Stored entries:
####################
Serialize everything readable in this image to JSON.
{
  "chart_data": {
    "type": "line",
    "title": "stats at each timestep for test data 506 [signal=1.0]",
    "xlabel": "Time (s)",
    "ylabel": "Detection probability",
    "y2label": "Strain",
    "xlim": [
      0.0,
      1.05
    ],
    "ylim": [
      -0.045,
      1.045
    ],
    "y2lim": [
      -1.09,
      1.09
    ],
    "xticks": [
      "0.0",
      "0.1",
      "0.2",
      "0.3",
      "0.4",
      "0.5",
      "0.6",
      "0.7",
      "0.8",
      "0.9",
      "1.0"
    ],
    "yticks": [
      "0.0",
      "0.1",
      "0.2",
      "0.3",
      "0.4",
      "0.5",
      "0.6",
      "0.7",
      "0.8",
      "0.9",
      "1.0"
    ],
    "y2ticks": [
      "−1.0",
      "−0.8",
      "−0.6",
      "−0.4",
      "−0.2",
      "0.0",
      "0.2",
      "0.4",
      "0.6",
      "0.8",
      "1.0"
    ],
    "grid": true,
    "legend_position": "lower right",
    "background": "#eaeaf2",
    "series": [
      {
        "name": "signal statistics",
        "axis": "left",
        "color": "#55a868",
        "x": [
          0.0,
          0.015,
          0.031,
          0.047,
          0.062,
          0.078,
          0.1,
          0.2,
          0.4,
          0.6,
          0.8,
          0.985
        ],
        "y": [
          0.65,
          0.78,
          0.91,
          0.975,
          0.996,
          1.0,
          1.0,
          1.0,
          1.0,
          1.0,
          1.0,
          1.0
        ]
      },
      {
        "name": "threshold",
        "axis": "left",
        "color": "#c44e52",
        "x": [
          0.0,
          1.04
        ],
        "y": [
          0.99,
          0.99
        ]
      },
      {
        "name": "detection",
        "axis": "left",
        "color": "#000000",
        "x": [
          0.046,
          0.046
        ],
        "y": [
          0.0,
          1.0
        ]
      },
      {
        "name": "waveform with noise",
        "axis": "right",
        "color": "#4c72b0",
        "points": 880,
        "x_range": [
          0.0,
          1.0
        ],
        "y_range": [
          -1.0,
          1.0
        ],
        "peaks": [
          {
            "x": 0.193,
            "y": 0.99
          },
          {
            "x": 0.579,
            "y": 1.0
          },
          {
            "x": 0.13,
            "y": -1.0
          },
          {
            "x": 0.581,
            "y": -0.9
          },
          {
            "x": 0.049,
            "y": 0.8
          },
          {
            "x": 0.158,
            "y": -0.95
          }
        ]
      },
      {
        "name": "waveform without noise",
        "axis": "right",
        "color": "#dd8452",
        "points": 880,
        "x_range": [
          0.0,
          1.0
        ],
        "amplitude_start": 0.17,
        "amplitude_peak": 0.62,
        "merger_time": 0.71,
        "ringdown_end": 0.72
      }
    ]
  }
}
####################
Which lines contain the word "signal"? Copy each of them.

    "title": "stats at each timestep for test data 506 [signal=1.0]",
        "name": "signal statistics",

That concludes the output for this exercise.